## BRANO DA LEGGERE:
Chi pensa che la lingua di Omero e del popolo romano siano lingue morte si sbaglia grossolanamente, in quanto sono redivive e ritornano sul luogo del delitto. Non si tratta della scuola, dove abbondano gli strafalcioni delle versioni tradotte dai liceali. Il greco antico e il latino saranno forse sepolti sotto la montagna di polemiche di un dibattito sul valore e sull’utilità dell’istruzione classica in un mondo sempre più moderno e globalizzato, eppure non mancano gli spunti per vedere la vitalità delle lingue classiche nel mondo e, soprattutto, in Italia, culla della civiltà romana e del Rinascimento che riscoprì il mondo antico. 



Ai nostri giorni, la “riscoperta” del mondo antico avviene in maniera curiosa: passa cioè da un piano folkloristico a un piano nobile e colto. Da tempo non fa più notizia che papa Francesco “twitta” in latino attraverso un account ufficiale, eppure le cronache riportano che ora lo fanno anche  comuni mortali al di fuori della Santa Sede: Emanuele Ciccarese, 20 anni, studente di filosofia alla Sapienza di Roma, e Guillem Cintas, 41 anni di Barcellona, hanno aperto rispettivamente l’account CL Urbs, e Barcino PS, per parlare delle partite delle squadre di Di Francesco e Valverde e commentare l’attualità intorno a giallorossi e blaugrana. Tutto in latino, o forse latinorum? Il primo ha 1289 follower e il secondo 3258, ma saranno tutti aspiranti latinisti, come recitava, quasi una Cassandra de “noatri”, un vecchio bestseller di Cesare Marchi.

## MATERIALE DI PARTENZA:

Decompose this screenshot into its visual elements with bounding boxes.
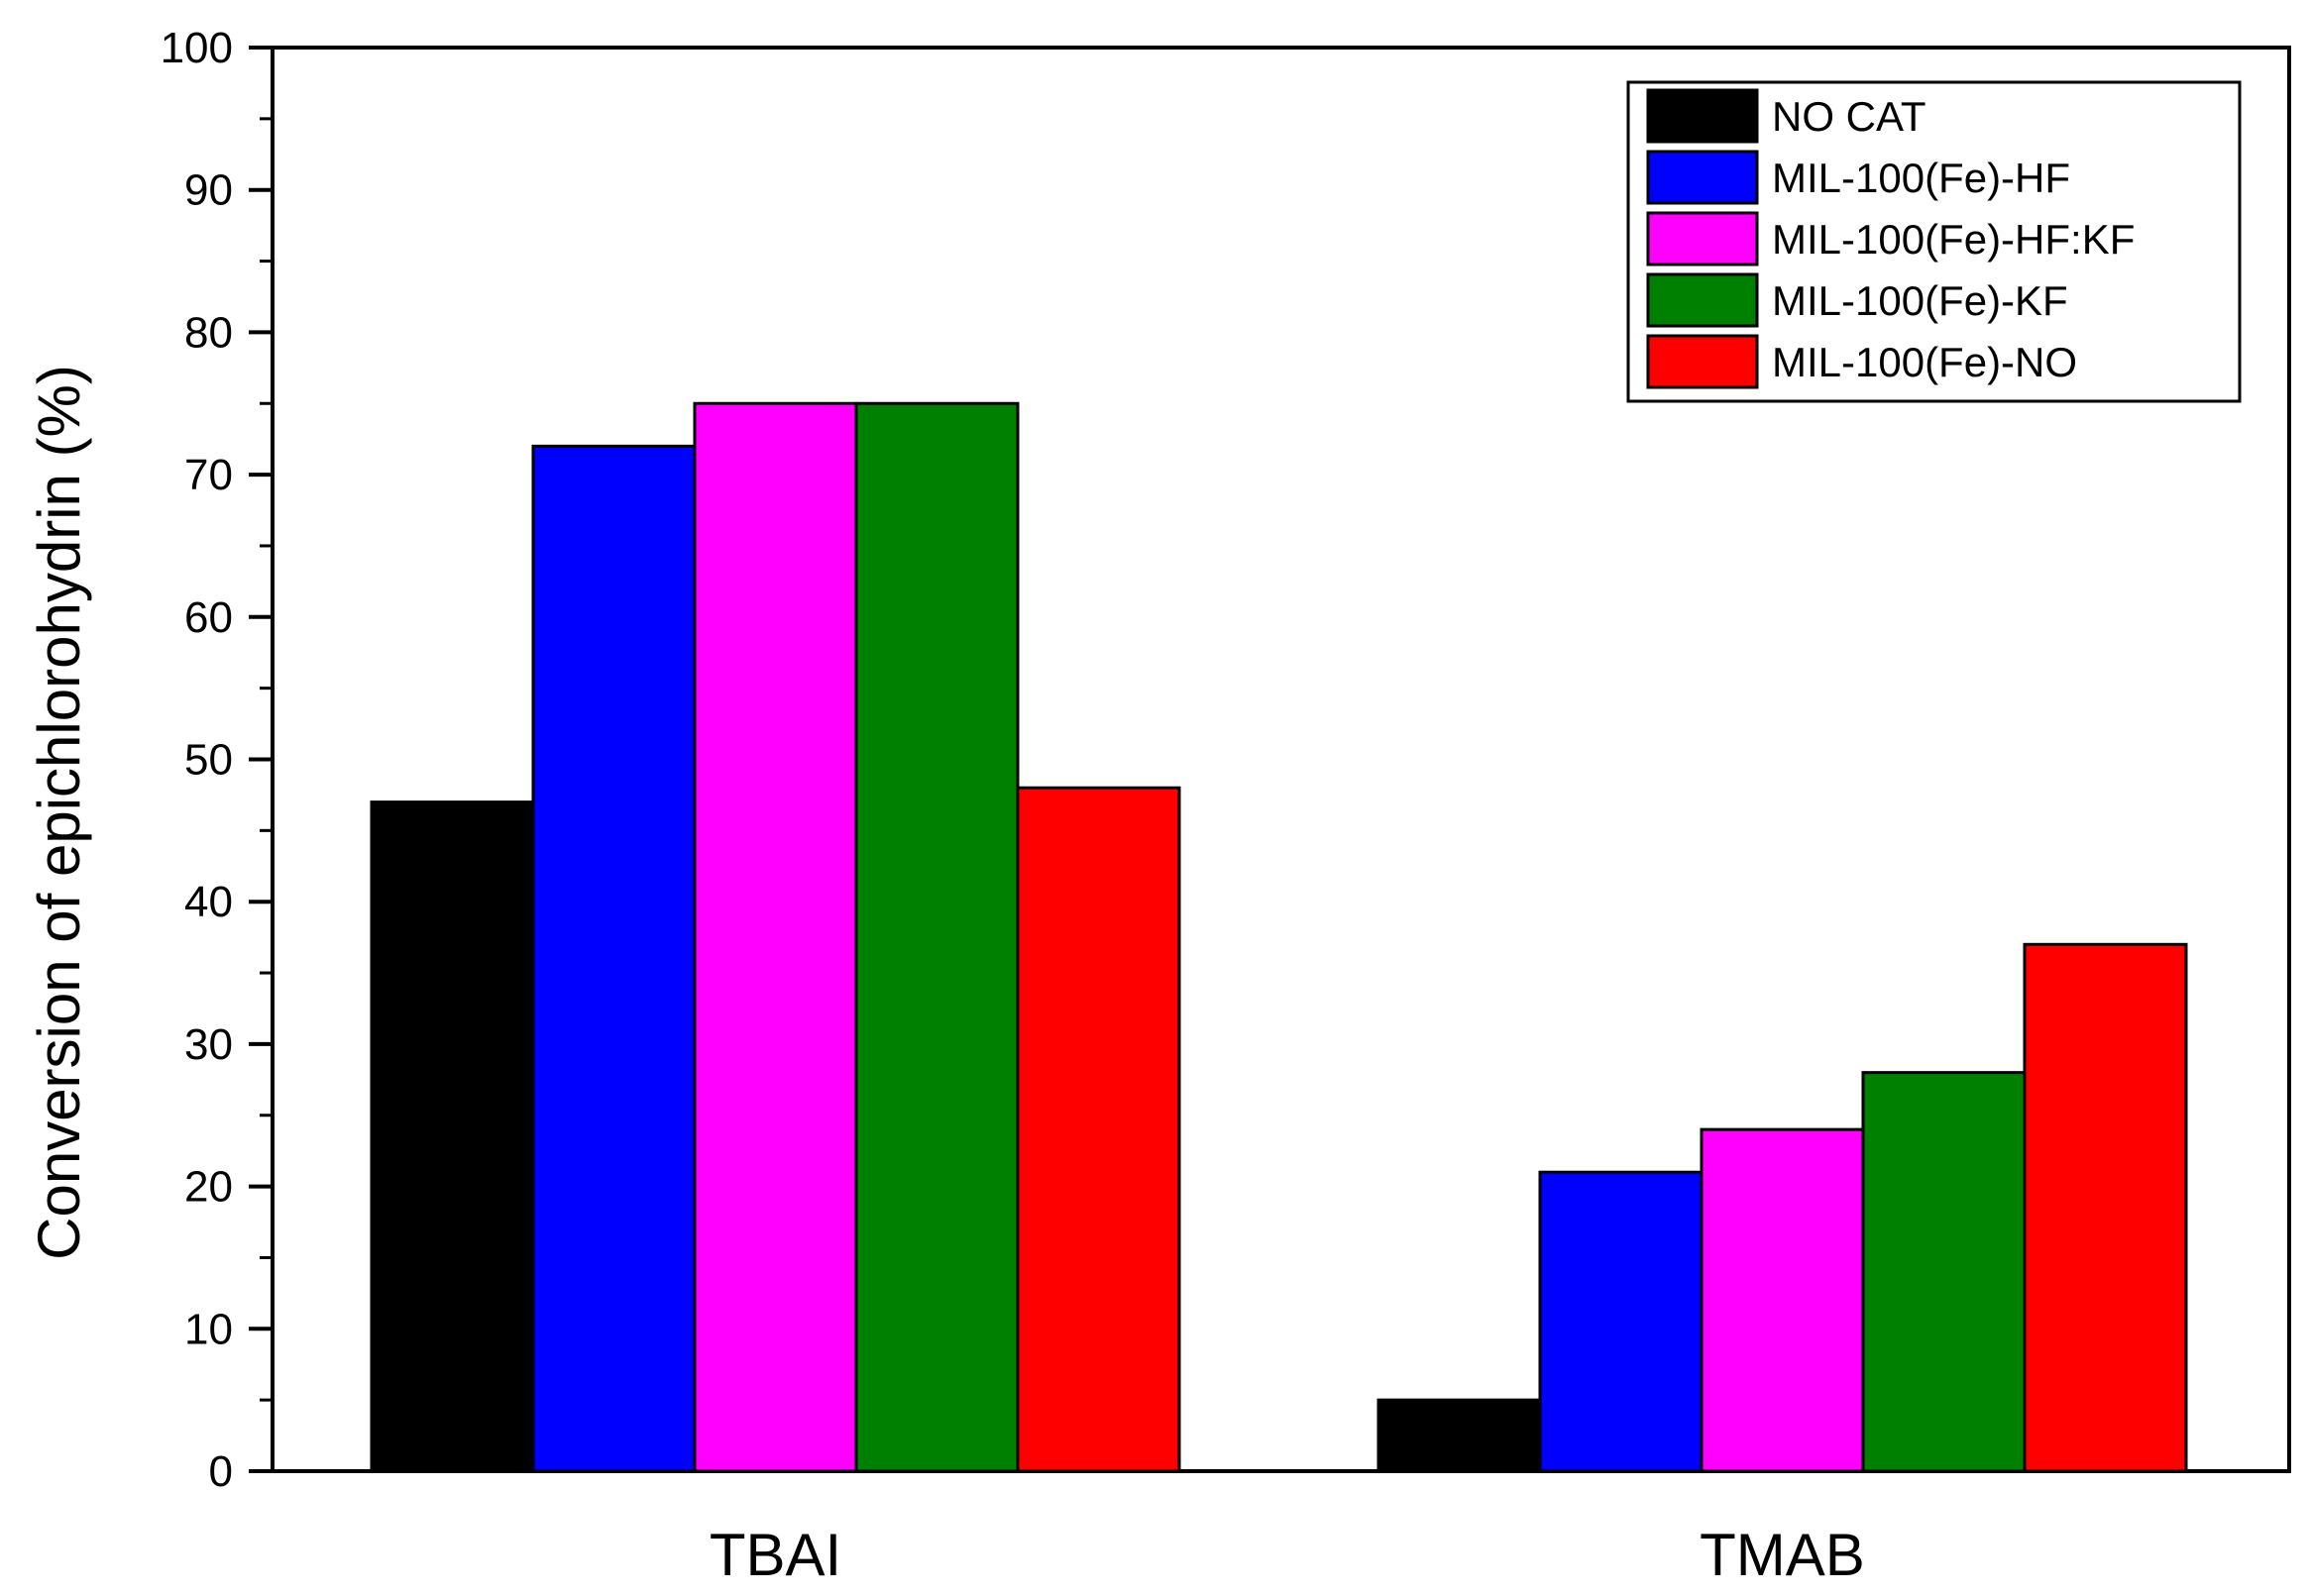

## IL PROBLEMA:
Ricopi dal brano sulle lingue classiche il passo che va da "Chi pensa che" fino a "il mondo antico." compreso.

## ESERCIZIO SVOLTO:
Chi pensa che la lingua di Omero e del popolo romano siano lingue morte si sbaglia grossolanamente, in quanto sono redivive e ritornano sul luogo del delitto. Non si tratta della scuola, dove abbondano gli strafalcioni delle versioni tradotte dai liceali. Il greco antico e il latino saranno forse sepolti sotto la montagna di polemiche di un dibattito sul valore e sull’utilità dell’istruzione classica in un mondo sempre più moderno e globalizzato, eppure non mancano gli spunti per vedere la vitalità delle lingue classiche nel mondo e, soprattutto, in Italia, culla della civiltà romana e del Rinascimento che riscoprì il mondo antico.